**Short problem:**
Where does the string "left" appear in the records? Copy every line that contains it.
* BEGIN *
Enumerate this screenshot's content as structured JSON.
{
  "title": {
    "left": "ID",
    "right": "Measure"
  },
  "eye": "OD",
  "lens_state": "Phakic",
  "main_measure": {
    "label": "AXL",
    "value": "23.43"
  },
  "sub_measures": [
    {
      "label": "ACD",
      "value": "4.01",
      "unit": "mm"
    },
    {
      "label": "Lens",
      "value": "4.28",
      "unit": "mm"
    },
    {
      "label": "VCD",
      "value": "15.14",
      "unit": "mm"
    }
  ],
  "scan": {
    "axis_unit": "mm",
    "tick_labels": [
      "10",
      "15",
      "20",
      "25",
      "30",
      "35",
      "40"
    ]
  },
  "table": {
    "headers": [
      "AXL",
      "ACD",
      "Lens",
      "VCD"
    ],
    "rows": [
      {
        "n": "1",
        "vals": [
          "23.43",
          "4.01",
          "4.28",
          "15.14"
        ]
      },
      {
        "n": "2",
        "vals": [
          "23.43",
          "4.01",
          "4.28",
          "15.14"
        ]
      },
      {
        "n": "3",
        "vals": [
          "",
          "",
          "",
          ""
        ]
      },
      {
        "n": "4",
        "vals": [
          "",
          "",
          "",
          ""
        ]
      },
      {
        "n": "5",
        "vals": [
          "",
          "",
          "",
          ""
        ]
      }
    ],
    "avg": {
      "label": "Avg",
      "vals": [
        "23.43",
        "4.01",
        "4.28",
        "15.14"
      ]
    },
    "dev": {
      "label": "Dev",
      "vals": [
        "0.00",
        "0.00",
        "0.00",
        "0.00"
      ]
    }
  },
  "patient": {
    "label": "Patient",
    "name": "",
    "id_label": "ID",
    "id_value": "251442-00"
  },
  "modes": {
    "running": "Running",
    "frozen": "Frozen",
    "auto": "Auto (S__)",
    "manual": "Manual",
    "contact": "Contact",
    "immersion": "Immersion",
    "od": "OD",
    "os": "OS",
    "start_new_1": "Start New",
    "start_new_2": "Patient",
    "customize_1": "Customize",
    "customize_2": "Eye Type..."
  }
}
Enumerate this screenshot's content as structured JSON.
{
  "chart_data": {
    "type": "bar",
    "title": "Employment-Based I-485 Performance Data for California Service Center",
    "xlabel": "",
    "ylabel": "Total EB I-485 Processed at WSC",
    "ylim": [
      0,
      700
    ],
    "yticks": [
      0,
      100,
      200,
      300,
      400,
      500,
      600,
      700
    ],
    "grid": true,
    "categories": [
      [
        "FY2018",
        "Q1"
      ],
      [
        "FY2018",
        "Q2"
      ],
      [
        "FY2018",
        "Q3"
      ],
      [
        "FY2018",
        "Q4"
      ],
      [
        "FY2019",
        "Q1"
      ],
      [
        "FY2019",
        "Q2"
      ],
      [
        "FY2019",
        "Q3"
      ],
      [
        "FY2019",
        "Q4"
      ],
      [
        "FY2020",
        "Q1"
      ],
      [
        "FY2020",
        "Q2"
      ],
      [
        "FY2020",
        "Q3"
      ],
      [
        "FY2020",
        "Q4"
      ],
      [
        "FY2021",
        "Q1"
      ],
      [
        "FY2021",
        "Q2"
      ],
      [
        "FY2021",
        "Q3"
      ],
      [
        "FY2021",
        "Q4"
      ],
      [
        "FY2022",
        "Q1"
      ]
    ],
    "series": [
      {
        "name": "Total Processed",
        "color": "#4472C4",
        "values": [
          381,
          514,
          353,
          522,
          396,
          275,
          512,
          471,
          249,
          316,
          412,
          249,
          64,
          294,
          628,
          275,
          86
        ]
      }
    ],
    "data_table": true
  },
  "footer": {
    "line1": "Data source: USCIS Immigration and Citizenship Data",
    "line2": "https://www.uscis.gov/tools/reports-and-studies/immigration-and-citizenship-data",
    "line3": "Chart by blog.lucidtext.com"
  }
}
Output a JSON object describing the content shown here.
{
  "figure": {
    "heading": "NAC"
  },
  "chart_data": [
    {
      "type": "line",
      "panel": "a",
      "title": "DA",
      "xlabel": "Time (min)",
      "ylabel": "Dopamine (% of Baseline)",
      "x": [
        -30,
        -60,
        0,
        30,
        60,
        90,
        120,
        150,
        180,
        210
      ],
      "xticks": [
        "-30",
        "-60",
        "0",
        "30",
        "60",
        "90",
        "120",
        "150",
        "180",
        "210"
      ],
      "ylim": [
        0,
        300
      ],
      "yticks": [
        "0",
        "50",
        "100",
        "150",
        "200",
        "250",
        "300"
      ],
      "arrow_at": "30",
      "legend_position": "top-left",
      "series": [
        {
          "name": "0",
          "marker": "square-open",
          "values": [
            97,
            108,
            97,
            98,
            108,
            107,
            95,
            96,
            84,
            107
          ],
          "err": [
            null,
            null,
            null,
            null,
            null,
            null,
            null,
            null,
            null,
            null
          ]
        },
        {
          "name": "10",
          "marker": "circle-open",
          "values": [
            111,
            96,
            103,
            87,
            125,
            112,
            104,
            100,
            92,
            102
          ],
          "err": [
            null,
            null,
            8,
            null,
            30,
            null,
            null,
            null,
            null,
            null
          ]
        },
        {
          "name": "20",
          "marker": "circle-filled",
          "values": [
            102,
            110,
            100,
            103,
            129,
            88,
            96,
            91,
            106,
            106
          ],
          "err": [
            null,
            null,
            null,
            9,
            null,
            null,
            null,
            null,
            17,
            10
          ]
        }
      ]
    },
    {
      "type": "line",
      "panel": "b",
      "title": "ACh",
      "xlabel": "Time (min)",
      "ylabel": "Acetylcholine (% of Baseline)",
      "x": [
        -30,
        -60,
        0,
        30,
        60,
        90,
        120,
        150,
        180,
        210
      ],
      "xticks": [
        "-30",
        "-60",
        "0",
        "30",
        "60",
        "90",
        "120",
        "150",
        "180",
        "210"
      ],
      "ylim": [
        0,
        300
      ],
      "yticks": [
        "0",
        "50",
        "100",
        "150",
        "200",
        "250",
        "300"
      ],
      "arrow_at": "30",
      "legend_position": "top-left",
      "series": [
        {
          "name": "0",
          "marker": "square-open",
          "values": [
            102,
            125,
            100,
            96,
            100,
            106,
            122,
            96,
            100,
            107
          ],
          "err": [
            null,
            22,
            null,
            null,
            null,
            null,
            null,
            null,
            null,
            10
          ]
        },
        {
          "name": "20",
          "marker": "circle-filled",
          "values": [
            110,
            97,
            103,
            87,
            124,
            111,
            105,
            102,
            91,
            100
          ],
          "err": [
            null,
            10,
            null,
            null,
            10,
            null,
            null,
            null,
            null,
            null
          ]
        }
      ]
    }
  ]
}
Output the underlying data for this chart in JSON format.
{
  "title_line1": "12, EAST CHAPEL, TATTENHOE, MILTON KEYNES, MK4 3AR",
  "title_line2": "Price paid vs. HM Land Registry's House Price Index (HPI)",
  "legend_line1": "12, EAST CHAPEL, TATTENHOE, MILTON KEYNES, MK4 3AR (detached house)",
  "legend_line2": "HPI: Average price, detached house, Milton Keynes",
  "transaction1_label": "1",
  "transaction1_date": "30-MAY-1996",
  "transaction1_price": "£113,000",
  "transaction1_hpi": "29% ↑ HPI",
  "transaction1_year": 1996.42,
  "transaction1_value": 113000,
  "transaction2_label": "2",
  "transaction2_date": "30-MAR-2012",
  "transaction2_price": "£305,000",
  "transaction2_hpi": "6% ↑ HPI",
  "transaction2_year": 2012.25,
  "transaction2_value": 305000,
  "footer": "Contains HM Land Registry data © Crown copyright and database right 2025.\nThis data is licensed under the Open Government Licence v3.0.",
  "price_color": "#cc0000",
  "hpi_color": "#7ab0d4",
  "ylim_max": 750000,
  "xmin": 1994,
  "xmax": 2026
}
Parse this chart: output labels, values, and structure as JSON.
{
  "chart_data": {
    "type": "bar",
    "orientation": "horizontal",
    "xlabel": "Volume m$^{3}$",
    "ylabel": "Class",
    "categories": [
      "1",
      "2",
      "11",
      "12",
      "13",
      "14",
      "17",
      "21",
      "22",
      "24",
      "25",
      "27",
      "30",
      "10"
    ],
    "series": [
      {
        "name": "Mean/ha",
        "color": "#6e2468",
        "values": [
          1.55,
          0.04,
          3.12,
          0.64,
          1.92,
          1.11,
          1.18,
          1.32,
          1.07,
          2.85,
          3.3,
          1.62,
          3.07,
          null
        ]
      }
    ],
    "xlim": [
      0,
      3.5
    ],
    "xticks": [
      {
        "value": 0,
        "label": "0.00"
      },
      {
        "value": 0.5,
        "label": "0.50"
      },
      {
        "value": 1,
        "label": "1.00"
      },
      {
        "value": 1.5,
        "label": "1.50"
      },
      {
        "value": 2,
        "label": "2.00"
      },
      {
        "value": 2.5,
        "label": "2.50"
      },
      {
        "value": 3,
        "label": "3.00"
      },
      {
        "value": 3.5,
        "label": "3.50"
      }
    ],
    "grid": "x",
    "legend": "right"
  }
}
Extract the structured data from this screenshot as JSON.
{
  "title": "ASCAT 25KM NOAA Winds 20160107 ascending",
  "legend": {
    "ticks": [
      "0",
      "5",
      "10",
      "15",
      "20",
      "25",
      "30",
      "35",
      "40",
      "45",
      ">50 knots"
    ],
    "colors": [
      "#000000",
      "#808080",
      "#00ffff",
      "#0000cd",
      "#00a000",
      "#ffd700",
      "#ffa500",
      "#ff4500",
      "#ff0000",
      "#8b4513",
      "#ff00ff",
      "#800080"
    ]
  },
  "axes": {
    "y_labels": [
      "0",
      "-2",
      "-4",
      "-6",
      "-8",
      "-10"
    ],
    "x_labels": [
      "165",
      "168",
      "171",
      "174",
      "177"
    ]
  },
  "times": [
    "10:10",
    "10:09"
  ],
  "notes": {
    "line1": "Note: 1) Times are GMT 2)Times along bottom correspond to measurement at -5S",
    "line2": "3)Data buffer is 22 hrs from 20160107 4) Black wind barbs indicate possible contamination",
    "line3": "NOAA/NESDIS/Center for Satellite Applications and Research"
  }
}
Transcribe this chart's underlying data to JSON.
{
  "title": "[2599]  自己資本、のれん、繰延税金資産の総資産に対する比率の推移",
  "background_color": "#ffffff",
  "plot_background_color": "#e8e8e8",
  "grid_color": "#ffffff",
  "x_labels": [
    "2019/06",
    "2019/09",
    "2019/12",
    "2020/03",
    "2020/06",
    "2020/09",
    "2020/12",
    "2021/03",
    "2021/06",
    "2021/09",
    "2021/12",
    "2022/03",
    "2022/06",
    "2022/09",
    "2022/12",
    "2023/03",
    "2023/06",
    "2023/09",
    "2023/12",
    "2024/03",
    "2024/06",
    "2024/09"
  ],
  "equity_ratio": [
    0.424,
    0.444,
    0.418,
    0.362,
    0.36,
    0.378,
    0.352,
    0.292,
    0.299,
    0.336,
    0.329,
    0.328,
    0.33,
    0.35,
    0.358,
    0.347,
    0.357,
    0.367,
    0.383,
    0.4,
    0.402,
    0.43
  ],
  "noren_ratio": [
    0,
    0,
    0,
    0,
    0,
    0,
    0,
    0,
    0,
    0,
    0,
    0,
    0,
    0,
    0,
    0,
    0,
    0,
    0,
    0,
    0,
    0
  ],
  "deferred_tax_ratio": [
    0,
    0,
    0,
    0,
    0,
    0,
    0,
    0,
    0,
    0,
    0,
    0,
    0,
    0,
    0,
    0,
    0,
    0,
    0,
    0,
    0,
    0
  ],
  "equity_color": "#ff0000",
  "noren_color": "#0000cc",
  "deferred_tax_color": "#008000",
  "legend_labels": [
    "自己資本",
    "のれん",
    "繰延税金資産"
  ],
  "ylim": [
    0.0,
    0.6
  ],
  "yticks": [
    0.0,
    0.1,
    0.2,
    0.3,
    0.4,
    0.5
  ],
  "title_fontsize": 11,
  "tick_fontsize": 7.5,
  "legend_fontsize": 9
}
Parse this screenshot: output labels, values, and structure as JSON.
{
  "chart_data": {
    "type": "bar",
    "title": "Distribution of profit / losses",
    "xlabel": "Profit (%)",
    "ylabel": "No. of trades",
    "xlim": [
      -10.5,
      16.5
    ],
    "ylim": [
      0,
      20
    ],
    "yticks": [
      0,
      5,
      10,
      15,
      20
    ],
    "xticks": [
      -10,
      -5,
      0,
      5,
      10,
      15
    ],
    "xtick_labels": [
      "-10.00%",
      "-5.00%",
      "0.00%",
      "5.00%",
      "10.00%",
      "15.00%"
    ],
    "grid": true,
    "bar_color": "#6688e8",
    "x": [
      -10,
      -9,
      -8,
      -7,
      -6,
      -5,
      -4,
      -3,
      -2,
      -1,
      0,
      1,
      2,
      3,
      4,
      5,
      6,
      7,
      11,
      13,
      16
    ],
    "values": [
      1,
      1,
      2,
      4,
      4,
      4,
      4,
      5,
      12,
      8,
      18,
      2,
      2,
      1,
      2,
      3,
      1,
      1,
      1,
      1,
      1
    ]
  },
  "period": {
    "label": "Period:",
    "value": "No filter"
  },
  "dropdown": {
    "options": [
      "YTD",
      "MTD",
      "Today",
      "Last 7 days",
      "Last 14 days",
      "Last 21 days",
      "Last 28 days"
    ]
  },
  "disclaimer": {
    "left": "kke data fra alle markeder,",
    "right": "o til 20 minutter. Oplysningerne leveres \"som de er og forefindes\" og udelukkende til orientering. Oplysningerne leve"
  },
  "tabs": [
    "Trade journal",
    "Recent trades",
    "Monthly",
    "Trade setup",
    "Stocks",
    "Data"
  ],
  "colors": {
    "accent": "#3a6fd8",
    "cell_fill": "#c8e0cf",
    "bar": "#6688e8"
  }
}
* END *
**Worked solution:**
    "left": "ID",
      "legend_position": "top-left",
      "legend_position": "top-left",
    "left": "kke data fra alle markeder,",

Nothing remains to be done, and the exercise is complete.